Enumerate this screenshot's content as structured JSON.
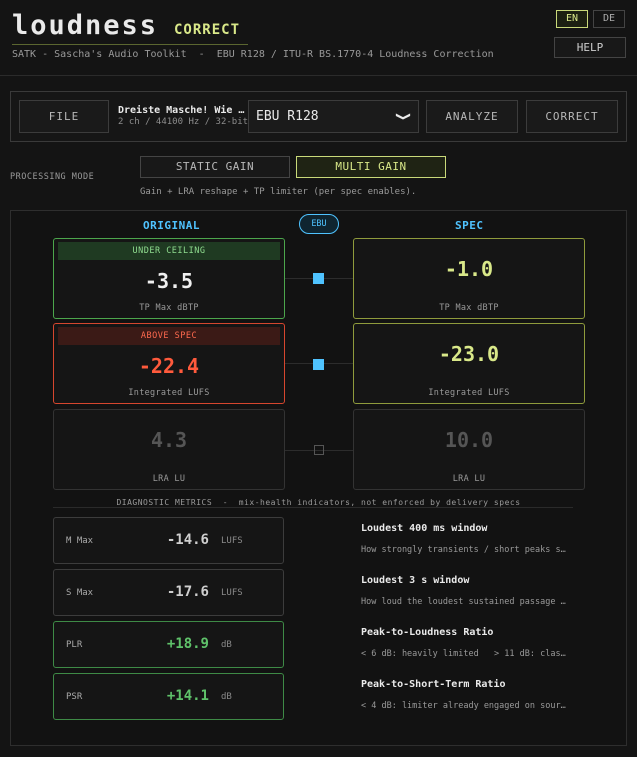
{
  "app": {
    "title": "loudness",
    "badge": "CORRECT",
    "subtitle": "SATK - Sascha's Audio Toolkit  -  EBU R128 / ITU-R BS.1770-4 Loudness Correction"
  },
  "header": {
    "lang_en": "EN",
    "lang_de": "DE",
    "help_label": "HELP"
  },
  "toolbar": {
    "file_label": "FILE",
    "file_name": "Dreiste Masche! Wie …",
    "file_meta": "2 ch / 44100 Hz / 32-bit",
    "spec_selected": "EBU R128",
    "spec_chevron": "❯",
    "analyze_label": "ANALYZE",
    "correct_label": "CORRECT"
  },
  "processing": {
    "label": "PROCESSING MODE",
    "static_label": "STATIC GAIN",
    "multi_label": "MULTI GAIN",
    "description": "Gain + LRA reshape + TP limiter (per spec enables)."
  },
  "comparison": {
    "original_header": "ORIGINAL",
    "spec_header": "SPEC",
    "ebu_pill": "EBU",
    "rows": [
      {
        "original": {
          "badge": "UNDER CEILING",
          "value": "-3.5",
          "unit": "TP Max  dBTP"
        },
        "spec": {
          "value": "-1.0",
          "unit": "TP Max  dBTP"
        }
      },
      {
        "original": {
          "badge": "ABOVE SPEC",
          "value": "-22.4",
          "unit": "Integrated  LUFS"
        },
        "spec": {
          "value": "-23.0",
          "unit": "Integrated  LUFS"
        }
      },
      {
        "original": {
          "value": "4.3",
          "unit": "LRA  LU"
        },
        "spec": {
          "value": "10.0",
          "unit": "LRA  LU"
        }
      }
    ],
    "colors": {
      "accent": "#4fc3ff",
      "ok": "#4ca64c",
      "fail": "#d6462e",
      "spec": "#d9e889"
    }
  },
  "diagnostics": {
    "title": "DIAGNOSTIC METRICS  -  mix-health indicators, not enforced by delivery specs",
    "metrics": [
      {
        "name": "M Max",
        "value": "-14.6",
        "unit": "LUFS"
      },
      {
        "name": "S Max",
        "value": "-17.6",
        "unit": "LUFS"
      },
      {
        "name": "PLR",
        "value": "+18.9",
        "unit": "dB"
      },
      {
        "name": "PSR",
        "value": "+14.1",
        "unit": "dB"
      }
    ],
    "descriptions": [
      {
        "title": "Loudest 400 ms window",
        "text": "How strongly transients / short peaks s…"
      },
      {
        "title": "Loudest 3 s window",
        "text": "How loud the loudest sustained passage …"
      },
      {
        "title": "Peak-to-Loudness Ratio",
        "text": "< 6 dB: heavily limited   > 11 dB: clas…"
      },
      {
        "title": "Peak-to-Short-Term Ratio",
        "text": "< 4 dB: limiter already engaged on sour…"
      }
    ]
  }
}
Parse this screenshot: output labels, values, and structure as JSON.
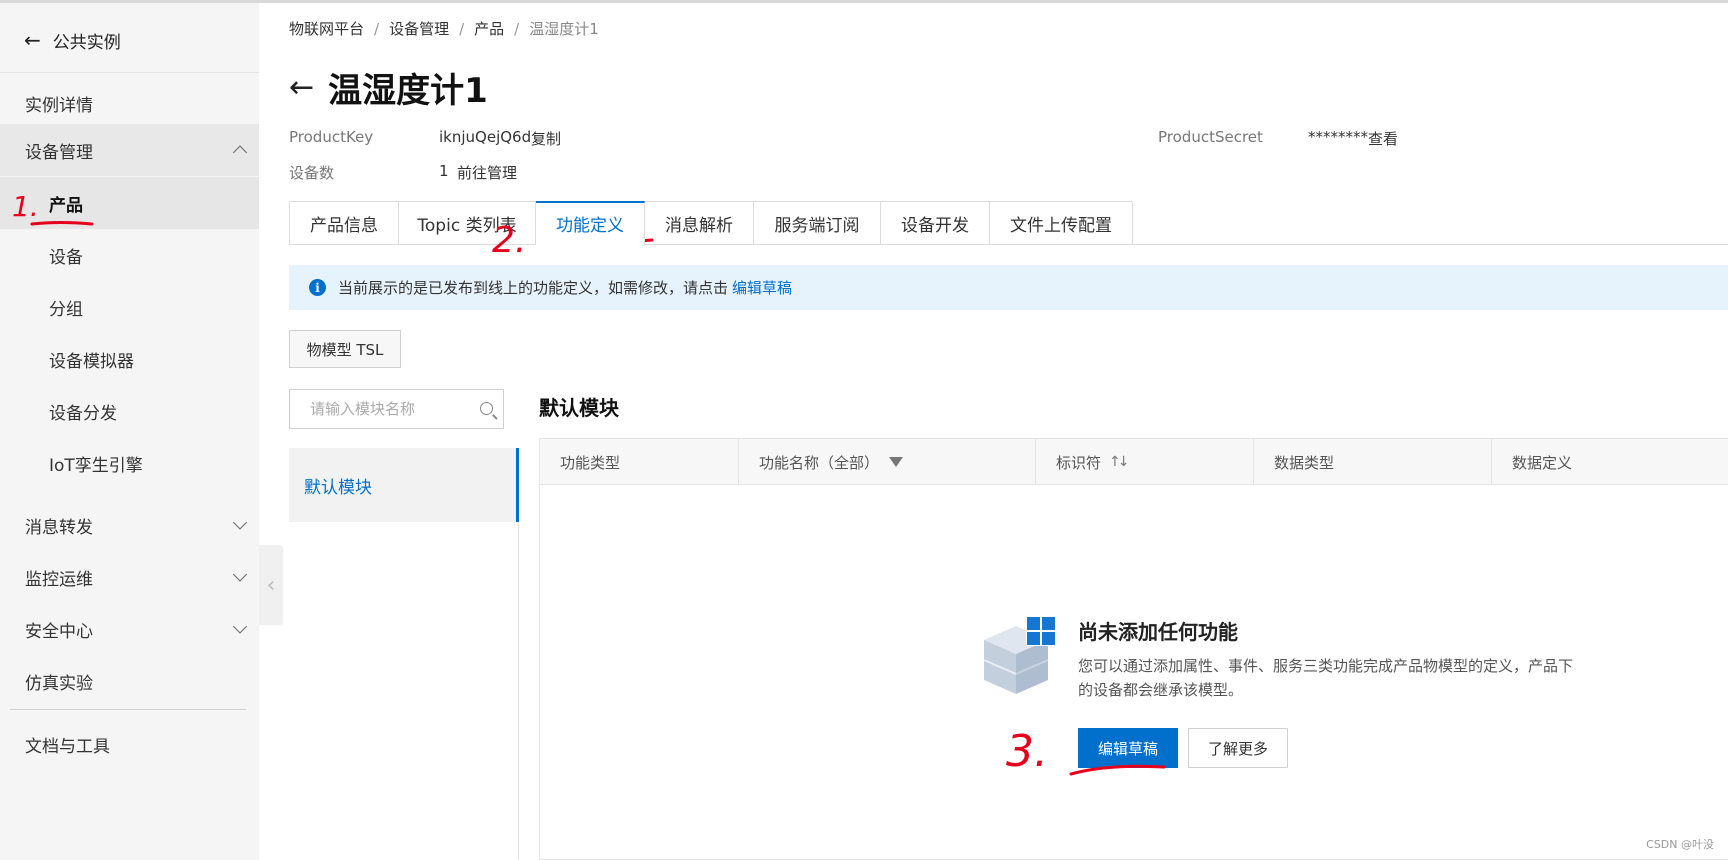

__________________________________________________

Aim: Reply with one number only: how many lines of the listing hold "limiter"?

The answer: 2